**What the task asks**
Please copy the entries below word for word, starting at the line that contains "What elements are" and ending at the line that contains "- hero-image: [475, 194, 1475, 694]", including both of those lines.

**Data extract**
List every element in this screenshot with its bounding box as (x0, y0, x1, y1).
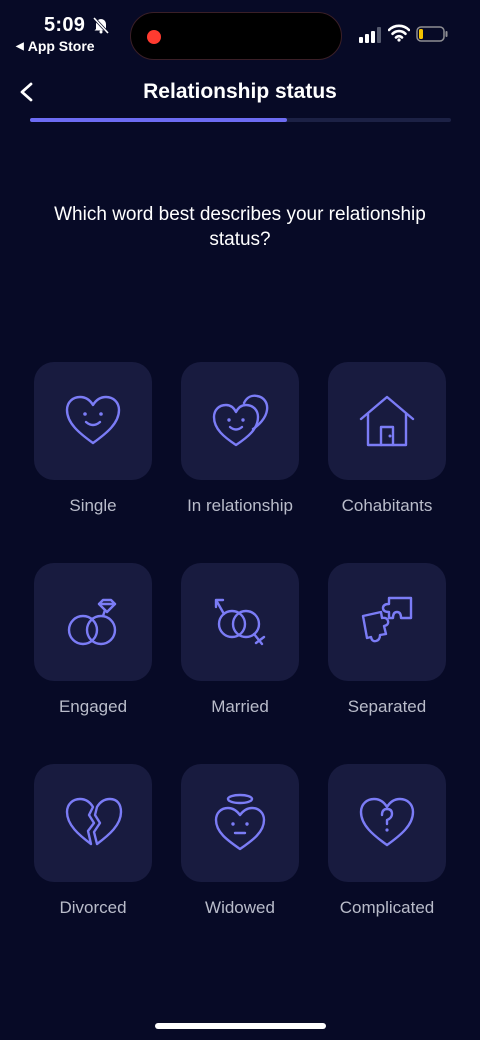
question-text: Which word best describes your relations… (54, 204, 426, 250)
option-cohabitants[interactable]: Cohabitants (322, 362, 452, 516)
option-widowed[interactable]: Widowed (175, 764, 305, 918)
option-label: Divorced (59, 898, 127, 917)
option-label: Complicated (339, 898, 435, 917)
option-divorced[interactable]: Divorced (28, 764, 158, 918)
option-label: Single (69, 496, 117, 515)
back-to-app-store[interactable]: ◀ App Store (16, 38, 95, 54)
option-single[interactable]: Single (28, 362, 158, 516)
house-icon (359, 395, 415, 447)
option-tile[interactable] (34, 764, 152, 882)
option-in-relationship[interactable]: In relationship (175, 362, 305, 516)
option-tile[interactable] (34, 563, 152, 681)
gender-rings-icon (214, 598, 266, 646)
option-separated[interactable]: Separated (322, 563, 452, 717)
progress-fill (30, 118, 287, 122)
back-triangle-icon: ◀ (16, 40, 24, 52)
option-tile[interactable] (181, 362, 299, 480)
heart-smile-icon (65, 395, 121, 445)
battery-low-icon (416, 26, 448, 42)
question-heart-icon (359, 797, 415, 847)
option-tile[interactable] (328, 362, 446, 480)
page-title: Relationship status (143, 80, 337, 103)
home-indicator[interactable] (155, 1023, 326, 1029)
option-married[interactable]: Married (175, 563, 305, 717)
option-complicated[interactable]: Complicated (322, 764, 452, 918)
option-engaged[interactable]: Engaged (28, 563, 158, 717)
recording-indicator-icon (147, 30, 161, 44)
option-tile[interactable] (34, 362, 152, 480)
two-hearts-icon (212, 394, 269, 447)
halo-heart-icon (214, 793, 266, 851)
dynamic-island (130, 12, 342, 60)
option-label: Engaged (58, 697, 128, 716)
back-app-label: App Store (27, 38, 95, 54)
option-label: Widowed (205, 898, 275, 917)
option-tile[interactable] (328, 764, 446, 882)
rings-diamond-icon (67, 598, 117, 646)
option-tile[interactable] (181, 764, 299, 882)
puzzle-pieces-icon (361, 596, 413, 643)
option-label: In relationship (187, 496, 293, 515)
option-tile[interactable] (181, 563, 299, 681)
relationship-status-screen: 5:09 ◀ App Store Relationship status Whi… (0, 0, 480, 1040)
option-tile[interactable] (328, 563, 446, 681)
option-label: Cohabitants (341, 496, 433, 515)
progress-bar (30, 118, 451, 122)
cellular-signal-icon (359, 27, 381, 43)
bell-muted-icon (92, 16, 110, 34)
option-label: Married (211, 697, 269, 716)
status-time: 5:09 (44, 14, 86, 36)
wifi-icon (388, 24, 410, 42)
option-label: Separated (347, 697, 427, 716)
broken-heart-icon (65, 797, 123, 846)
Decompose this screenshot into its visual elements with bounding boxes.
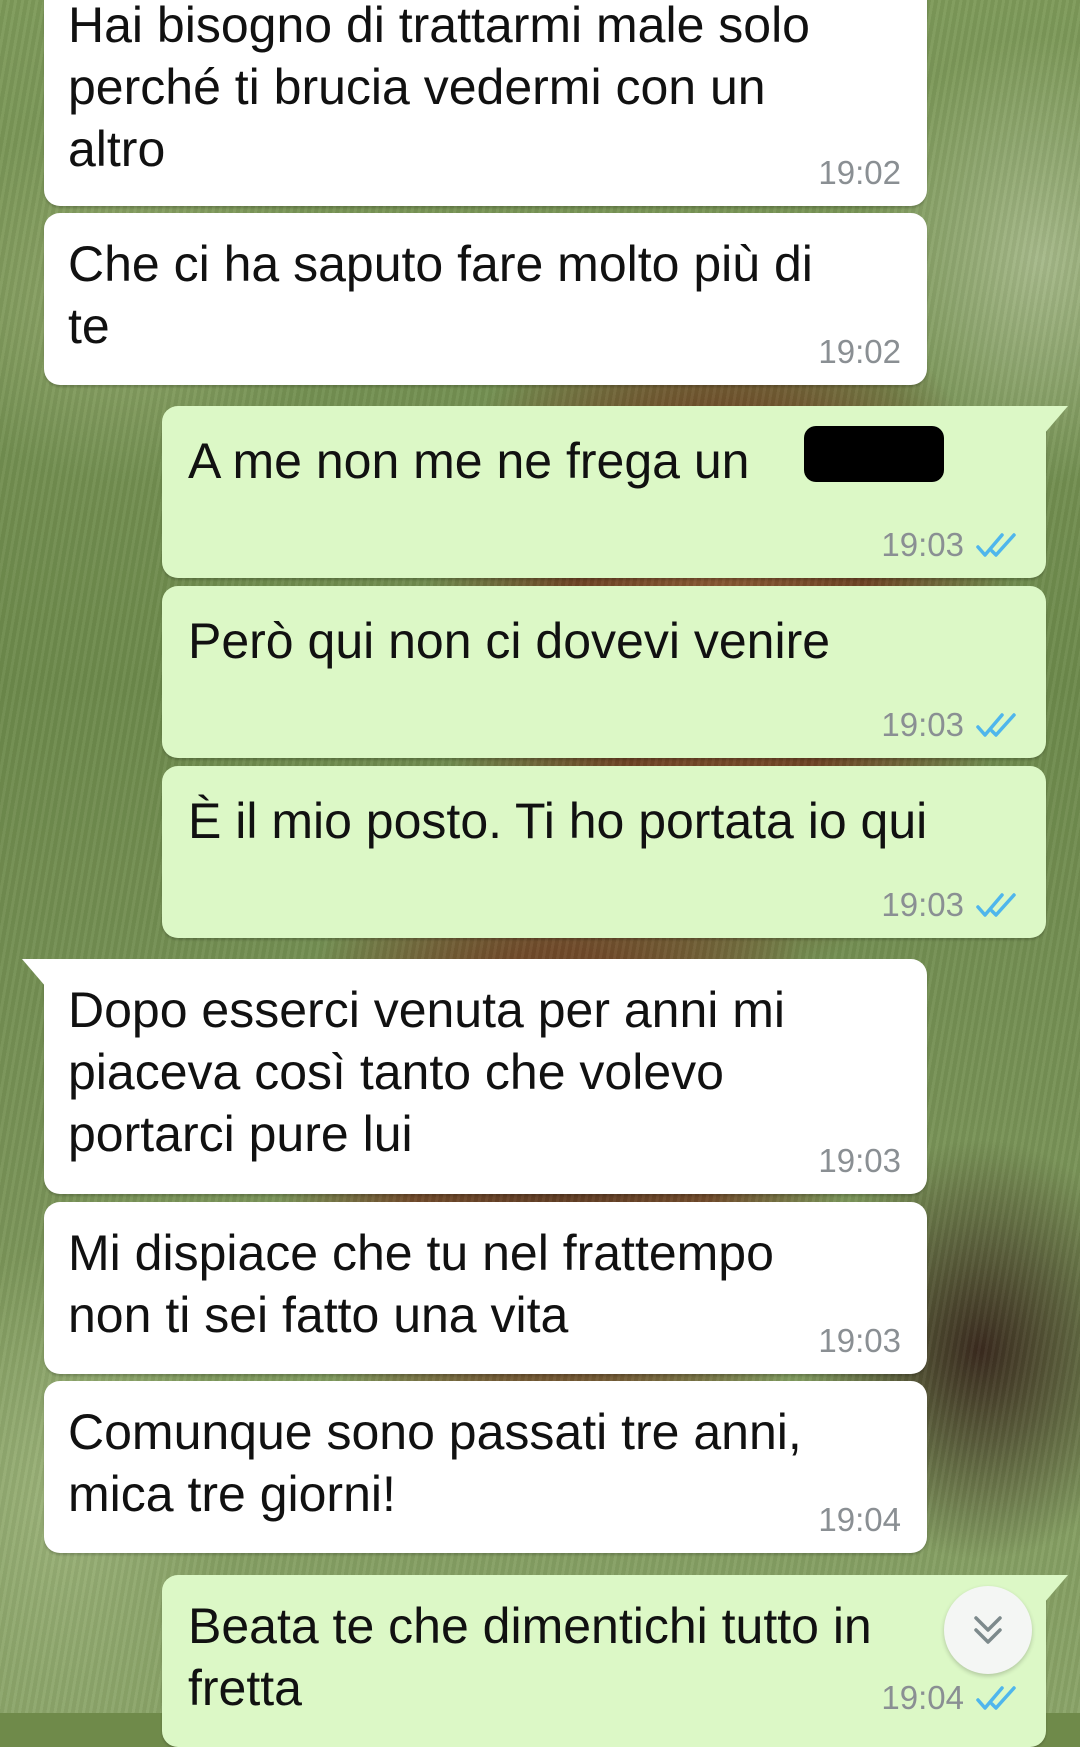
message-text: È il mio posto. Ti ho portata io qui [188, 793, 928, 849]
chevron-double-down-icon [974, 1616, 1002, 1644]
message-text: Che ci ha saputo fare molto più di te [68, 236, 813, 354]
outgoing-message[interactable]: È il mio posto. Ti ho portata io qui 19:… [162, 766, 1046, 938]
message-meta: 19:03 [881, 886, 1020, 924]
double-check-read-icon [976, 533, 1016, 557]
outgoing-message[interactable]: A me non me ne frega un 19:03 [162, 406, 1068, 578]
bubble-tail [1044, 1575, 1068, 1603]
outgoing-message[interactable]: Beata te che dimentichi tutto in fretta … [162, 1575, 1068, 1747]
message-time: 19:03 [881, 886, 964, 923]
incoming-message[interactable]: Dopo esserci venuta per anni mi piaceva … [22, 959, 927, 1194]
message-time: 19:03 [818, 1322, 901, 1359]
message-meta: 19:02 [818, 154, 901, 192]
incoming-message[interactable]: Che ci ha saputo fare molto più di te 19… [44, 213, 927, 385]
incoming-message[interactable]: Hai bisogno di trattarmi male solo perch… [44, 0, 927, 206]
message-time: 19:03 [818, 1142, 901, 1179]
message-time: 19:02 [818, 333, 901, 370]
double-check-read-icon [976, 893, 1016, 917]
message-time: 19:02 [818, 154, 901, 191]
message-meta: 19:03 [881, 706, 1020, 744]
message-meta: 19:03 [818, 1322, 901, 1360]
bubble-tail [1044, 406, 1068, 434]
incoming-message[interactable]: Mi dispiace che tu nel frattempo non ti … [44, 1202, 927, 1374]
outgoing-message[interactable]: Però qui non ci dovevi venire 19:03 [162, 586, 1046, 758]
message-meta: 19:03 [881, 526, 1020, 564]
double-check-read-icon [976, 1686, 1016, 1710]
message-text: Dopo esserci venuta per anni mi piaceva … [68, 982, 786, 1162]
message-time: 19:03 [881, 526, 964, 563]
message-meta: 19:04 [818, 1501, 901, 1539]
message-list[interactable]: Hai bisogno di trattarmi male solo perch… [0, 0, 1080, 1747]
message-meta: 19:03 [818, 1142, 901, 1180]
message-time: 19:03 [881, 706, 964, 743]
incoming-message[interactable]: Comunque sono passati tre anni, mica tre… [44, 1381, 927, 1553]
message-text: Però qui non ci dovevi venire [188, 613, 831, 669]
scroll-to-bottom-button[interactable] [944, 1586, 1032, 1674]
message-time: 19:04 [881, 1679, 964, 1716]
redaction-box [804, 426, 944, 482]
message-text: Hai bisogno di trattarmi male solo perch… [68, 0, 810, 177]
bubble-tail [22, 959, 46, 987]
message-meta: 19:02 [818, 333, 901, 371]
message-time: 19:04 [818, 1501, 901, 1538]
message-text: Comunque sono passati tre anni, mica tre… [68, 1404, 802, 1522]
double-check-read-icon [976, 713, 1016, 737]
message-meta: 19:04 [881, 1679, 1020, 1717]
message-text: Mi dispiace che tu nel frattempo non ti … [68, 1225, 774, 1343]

---

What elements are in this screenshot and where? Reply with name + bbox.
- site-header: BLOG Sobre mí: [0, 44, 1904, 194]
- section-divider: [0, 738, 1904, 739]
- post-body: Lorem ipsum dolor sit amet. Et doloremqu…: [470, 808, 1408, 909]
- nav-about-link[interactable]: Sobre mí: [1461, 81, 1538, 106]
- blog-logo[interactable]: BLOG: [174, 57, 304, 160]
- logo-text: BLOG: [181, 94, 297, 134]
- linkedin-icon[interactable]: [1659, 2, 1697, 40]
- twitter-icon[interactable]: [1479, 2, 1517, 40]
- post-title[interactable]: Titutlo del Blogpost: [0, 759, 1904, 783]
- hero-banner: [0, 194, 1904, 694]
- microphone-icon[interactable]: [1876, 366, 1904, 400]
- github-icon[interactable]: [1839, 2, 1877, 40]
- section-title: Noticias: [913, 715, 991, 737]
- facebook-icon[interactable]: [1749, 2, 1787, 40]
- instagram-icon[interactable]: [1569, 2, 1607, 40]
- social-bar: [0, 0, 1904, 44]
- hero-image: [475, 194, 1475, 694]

**Full response**
What elements are in this screenshot and where? Reply with name + bbox.
- site-header: BLOG Sobre mí: [0, 44, 1904, 194]
- section-divider: [0, 738, 1904, 739]
- post-body: Lorem ipsum dolor sit amet. Et doloremqu…: [470, 808, 1408, 909]
- nav-about-link[interactable]: Sobre mí: [1461, 81, 1538, 106]
- blog-logo[interactable]: BLOG: [174, 57, 304, 160]
- logo-text: BLOG: [181, 94, 297, 134]
- linkedin-icon[interactable]: [1659, 2, 1697, 40]
- twitter-icon[interactable]: [1479, 2, 1517, 40]
- post-title[interactable]: Titutlo del Blogpost: [0, 759, 1904, 783]
- hero-banner: [0, 194, 1904, 694]
- microphone-icon[interactable]: [1876, 366, 1904, 400]
- github-icon[interactable]: [1839, 2, 1877, 40]
- section-title: Noticias: [913, 715, 991, 737]
- facebook-icon[interactable]: [1749, 2, 1787, 40]
- instagram-icon[interactable]: [1569, 2, 1607, 40]
- social-bar: [0, 0, 1904, 44]
- hero-image: [475, 194, 1475, 694]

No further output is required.